◆ GIVEN TASK
Your answer should be a single number: the count of lines containing "name".

(Records that describe figures)
>>>>>

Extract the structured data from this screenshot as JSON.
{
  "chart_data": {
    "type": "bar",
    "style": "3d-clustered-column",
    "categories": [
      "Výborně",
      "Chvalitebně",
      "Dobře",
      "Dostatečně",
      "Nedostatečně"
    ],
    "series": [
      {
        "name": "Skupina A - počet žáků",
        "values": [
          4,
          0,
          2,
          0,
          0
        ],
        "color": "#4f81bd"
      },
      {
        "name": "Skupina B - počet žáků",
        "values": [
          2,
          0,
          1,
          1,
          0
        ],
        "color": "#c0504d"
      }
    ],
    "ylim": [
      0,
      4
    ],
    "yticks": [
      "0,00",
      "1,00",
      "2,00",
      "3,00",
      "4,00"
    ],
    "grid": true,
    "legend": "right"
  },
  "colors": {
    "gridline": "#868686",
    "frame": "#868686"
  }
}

<<<<<

◆ EXERCISE SOLUTION
2